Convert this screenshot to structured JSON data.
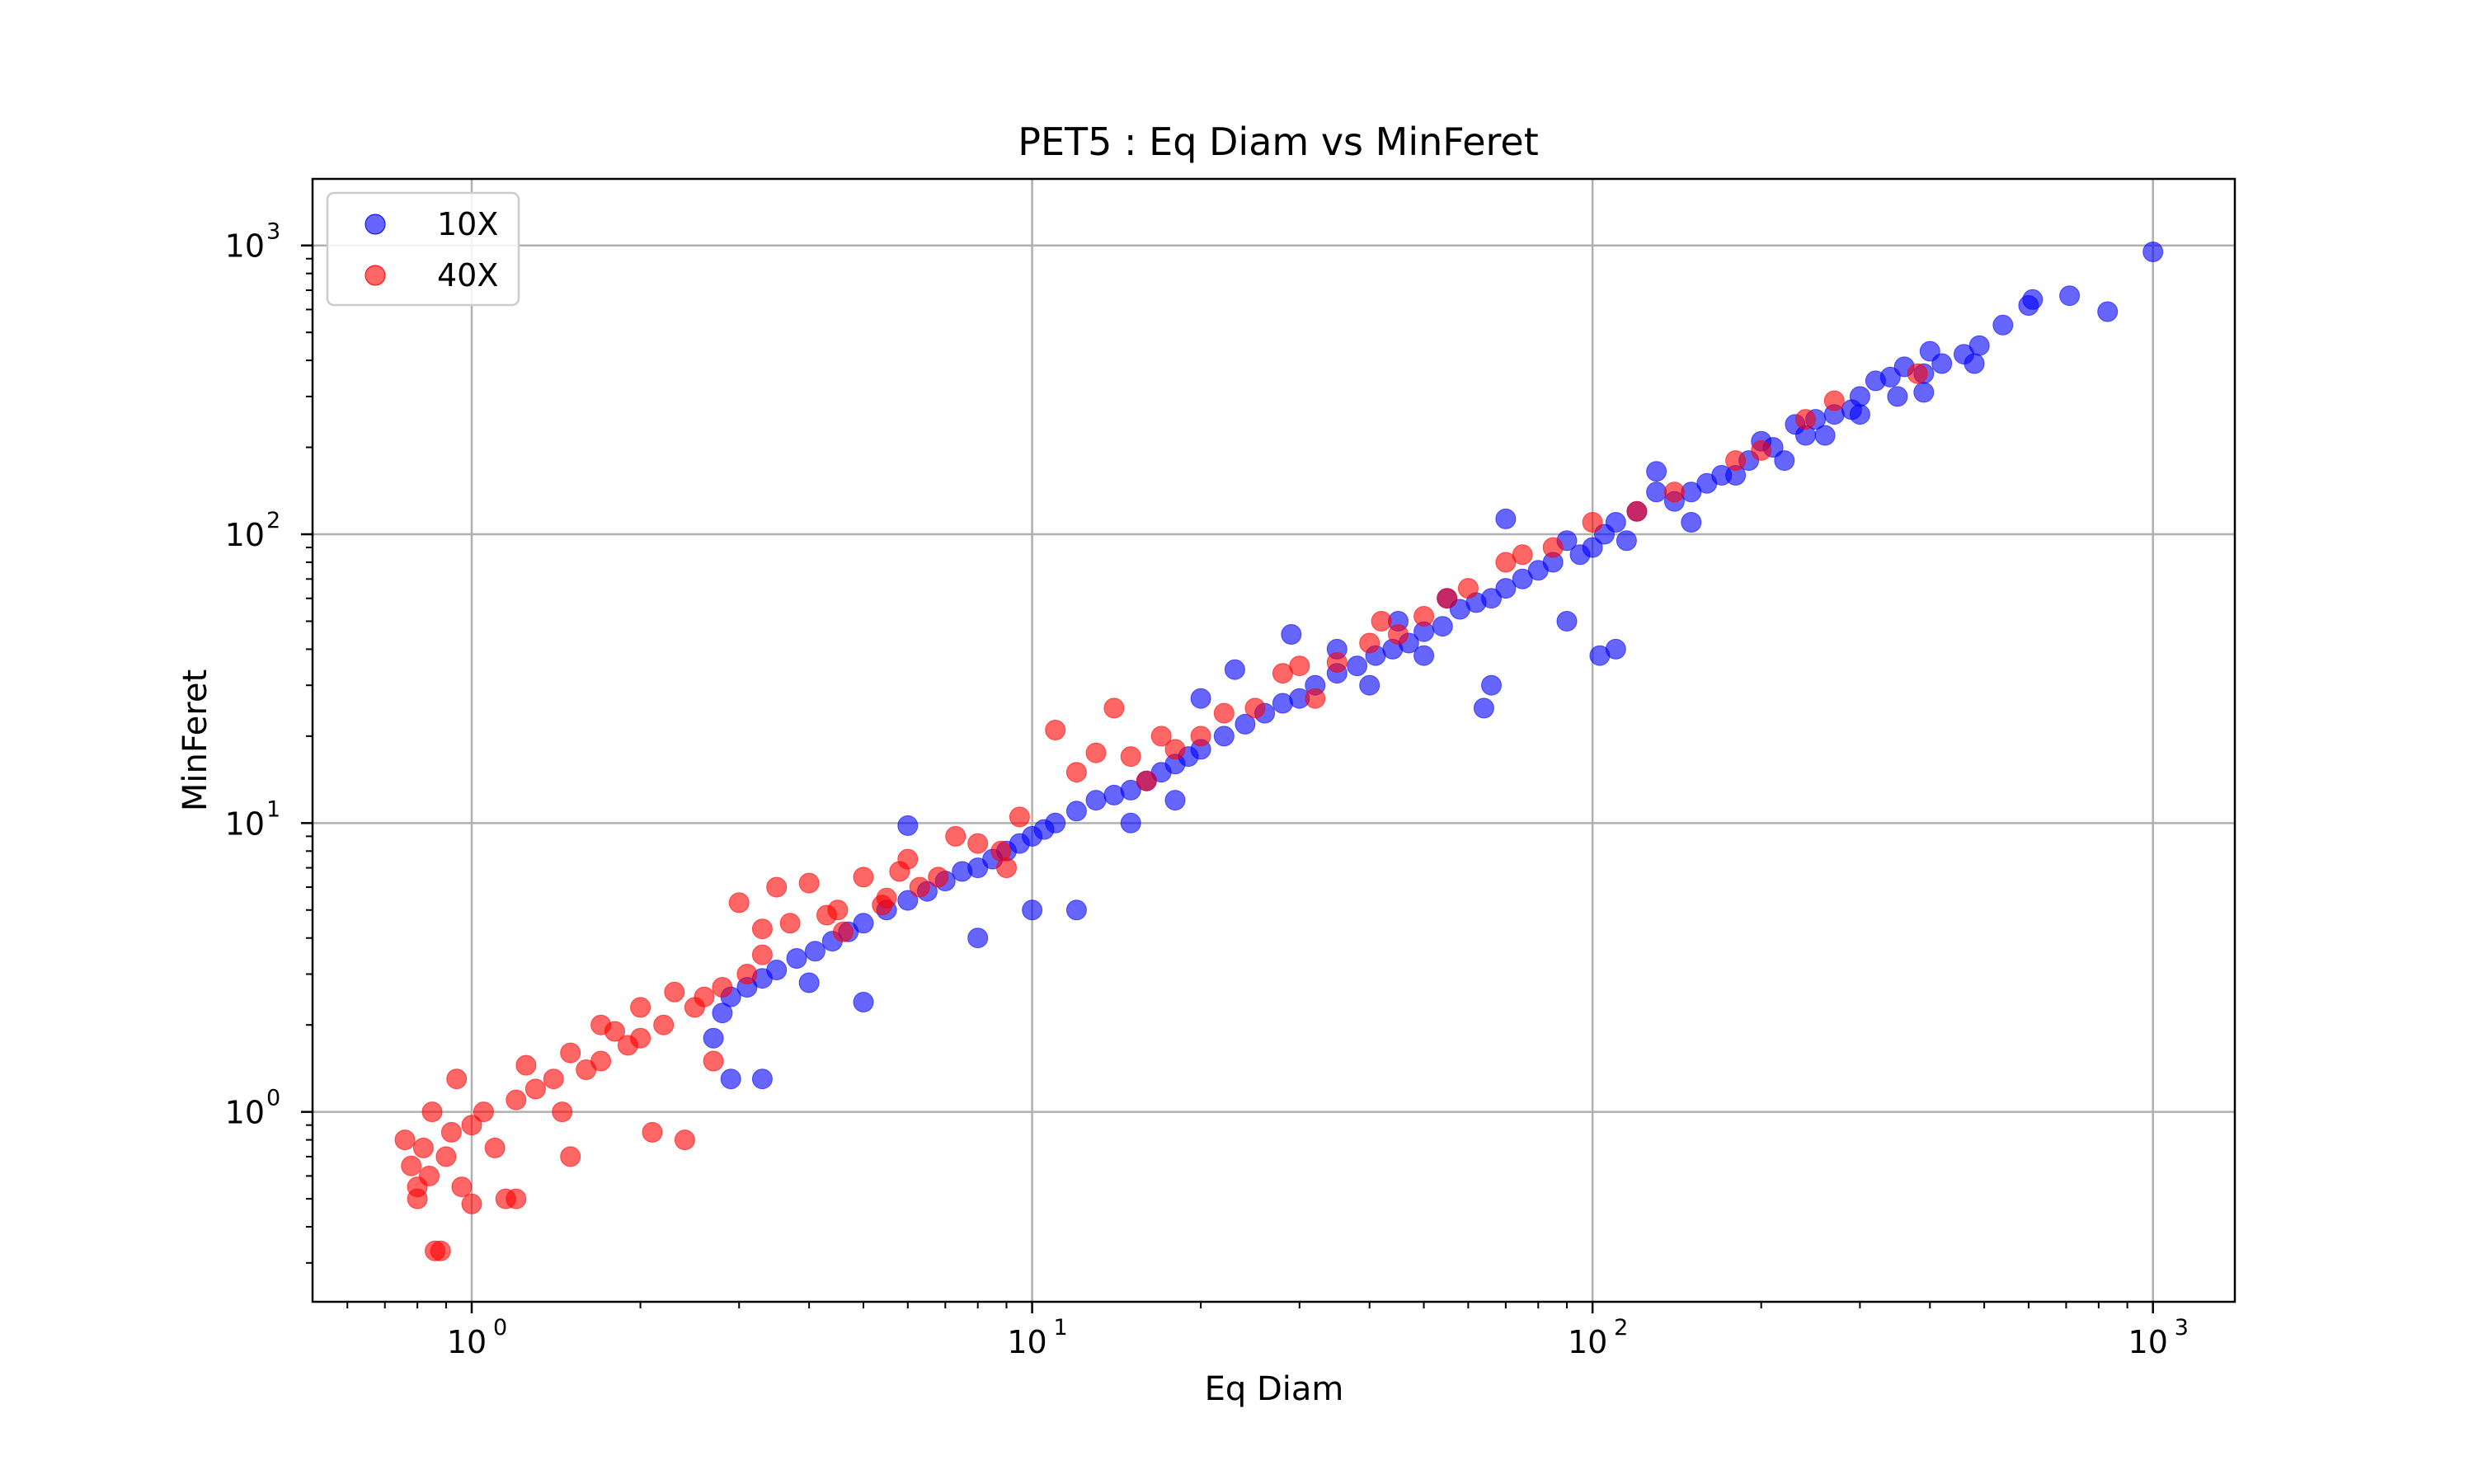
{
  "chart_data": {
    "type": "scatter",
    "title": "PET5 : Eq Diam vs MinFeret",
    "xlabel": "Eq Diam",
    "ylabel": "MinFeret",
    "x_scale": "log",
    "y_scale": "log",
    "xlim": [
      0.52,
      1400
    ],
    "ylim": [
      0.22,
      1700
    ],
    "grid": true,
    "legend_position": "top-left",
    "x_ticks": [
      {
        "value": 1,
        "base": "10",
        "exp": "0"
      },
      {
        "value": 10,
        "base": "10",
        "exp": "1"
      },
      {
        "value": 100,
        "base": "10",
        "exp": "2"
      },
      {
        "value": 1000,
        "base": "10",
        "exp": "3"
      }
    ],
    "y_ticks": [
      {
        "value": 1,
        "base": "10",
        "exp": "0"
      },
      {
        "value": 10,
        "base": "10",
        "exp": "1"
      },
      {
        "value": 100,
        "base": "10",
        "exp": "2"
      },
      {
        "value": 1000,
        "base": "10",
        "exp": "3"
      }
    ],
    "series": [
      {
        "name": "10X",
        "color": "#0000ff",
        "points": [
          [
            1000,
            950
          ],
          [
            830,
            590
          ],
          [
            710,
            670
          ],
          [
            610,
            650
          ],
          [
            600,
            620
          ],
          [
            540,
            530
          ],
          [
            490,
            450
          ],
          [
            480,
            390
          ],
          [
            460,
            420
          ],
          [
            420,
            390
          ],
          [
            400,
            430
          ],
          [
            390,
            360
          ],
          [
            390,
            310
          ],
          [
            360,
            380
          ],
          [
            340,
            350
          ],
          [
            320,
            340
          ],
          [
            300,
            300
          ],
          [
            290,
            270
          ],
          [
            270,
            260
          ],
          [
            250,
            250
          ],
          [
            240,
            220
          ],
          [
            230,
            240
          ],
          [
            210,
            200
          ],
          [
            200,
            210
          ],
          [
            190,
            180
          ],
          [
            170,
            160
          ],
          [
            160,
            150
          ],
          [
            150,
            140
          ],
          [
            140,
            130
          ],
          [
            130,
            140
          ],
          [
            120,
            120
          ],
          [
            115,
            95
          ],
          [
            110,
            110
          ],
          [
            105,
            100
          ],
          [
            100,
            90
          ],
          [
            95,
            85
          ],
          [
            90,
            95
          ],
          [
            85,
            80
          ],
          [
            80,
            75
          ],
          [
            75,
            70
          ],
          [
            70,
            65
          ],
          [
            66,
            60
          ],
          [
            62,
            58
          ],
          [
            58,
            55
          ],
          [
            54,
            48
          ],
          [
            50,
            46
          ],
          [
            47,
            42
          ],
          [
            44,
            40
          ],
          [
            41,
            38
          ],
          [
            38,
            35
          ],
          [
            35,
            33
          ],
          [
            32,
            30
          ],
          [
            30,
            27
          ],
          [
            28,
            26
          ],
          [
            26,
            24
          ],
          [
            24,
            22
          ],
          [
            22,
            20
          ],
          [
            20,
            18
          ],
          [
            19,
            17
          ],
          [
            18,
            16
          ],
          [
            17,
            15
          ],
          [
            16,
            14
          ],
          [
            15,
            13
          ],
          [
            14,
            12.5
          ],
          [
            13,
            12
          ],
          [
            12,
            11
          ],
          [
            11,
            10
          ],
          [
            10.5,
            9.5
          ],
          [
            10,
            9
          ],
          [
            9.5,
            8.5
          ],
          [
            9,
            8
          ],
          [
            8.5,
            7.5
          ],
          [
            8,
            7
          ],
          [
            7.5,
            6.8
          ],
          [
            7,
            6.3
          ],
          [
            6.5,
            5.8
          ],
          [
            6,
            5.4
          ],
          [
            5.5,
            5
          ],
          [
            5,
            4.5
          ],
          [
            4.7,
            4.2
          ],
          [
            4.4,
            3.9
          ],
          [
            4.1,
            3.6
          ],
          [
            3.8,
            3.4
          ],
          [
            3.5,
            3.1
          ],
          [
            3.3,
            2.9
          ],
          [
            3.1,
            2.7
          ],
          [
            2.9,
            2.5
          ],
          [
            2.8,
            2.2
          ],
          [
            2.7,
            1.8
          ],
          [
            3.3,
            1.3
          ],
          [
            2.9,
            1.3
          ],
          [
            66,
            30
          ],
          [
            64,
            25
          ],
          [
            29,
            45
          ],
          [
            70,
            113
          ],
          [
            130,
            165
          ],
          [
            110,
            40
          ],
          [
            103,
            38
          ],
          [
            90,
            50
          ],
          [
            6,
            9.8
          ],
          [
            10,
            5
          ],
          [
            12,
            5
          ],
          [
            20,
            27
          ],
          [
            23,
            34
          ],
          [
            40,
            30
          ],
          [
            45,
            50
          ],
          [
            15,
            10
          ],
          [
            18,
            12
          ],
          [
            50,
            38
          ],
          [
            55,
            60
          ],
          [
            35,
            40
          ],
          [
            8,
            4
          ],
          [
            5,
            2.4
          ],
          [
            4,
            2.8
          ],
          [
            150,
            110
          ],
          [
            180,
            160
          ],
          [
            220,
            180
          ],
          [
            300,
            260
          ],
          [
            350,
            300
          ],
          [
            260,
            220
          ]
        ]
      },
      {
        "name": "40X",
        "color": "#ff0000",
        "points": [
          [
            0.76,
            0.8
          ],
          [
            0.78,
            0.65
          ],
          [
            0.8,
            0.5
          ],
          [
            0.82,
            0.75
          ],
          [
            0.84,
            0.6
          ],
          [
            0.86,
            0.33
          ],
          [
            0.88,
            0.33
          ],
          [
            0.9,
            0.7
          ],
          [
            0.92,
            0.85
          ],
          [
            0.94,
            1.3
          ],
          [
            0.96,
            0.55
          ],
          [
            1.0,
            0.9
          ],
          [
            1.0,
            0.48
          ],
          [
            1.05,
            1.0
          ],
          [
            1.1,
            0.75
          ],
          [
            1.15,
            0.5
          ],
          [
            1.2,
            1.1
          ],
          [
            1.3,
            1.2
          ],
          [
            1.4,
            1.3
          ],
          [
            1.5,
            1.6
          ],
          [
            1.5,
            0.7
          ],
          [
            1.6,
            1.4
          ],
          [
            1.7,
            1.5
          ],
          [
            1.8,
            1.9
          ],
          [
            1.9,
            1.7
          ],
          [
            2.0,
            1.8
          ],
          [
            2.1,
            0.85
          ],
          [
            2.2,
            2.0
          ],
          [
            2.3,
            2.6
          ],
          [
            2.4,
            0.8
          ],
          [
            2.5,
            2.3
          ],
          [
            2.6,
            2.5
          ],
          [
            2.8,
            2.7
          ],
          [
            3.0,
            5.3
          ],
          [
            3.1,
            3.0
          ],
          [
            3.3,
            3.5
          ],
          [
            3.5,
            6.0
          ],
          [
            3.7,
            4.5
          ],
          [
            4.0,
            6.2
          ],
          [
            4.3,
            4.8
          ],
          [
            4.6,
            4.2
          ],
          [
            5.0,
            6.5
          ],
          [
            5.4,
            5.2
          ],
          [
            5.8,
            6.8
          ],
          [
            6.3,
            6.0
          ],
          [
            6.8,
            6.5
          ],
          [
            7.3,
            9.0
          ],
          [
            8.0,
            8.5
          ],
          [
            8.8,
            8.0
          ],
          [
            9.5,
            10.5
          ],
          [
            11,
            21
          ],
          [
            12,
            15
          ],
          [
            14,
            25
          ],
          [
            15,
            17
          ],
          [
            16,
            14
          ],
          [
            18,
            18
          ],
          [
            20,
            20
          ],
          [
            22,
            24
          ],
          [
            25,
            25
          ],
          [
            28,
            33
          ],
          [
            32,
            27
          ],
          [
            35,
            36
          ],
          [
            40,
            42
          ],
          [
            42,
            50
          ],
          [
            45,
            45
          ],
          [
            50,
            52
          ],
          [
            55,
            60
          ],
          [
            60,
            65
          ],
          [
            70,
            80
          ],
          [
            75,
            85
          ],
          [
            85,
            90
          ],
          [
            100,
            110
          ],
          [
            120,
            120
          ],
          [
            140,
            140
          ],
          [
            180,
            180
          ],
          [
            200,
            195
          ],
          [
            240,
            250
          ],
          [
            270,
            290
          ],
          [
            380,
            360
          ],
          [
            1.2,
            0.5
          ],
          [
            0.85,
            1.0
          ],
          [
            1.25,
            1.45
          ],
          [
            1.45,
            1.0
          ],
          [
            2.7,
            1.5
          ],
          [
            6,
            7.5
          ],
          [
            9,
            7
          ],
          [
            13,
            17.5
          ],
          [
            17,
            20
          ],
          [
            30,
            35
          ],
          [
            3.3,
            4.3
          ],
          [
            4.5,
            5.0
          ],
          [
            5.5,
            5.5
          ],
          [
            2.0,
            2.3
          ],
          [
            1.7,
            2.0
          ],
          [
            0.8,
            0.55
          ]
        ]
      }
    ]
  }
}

---

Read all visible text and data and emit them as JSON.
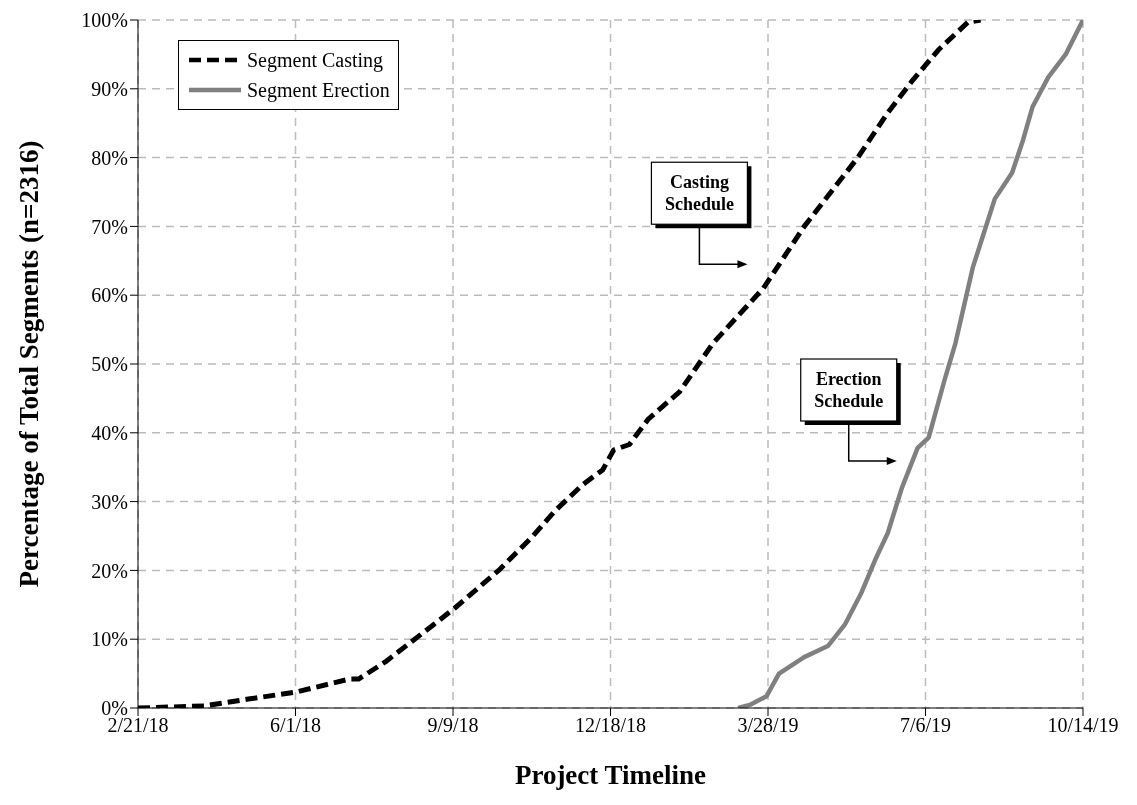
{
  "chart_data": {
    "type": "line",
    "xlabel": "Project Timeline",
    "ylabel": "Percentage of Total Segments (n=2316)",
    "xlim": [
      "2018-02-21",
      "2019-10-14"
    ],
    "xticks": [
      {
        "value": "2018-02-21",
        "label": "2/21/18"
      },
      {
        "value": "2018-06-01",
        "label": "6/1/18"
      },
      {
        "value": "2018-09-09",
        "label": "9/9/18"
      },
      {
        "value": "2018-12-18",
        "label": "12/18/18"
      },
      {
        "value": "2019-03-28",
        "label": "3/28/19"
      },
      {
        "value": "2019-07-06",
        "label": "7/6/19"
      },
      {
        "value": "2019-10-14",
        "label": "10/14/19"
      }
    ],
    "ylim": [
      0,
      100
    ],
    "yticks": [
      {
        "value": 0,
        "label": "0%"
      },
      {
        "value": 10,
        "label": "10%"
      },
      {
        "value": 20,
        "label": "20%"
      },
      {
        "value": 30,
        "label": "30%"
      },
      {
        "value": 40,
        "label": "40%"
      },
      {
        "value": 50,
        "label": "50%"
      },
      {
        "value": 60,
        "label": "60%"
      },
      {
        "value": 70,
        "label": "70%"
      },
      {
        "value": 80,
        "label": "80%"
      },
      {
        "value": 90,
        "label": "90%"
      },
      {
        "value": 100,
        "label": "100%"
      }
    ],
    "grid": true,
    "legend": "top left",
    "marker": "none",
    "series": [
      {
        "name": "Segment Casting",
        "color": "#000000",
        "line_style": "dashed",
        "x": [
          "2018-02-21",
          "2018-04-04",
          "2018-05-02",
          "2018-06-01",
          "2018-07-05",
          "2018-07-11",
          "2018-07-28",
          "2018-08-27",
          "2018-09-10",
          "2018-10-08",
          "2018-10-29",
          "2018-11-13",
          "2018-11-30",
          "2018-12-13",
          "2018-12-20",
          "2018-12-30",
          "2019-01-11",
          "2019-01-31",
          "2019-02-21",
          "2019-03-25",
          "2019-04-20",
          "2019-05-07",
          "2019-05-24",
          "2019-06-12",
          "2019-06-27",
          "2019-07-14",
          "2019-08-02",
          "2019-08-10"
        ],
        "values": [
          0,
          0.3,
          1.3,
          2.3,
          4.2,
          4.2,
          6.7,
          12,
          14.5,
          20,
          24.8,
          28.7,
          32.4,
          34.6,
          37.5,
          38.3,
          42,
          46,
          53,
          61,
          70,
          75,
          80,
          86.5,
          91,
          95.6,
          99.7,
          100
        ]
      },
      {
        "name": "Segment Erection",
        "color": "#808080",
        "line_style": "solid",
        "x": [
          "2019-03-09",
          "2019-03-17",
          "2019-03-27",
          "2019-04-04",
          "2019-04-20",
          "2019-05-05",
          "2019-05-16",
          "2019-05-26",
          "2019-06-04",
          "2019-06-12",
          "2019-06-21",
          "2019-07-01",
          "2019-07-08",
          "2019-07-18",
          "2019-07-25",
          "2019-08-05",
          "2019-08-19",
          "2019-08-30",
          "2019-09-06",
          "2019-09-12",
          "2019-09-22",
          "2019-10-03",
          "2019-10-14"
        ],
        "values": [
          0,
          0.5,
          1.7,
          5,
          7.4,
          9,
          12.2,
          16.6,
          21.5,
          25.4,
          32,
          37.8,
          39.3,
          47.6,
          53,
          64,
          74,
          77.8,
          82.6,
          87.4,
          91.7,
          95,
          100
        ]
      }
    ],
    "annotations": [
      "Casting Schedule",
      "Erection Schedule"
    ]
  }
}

§ Aim of the task
Pick out each line containing "Casting" and report it.

§ Result of this task
        "name": "Segment Casting",
      "Casting Schedule",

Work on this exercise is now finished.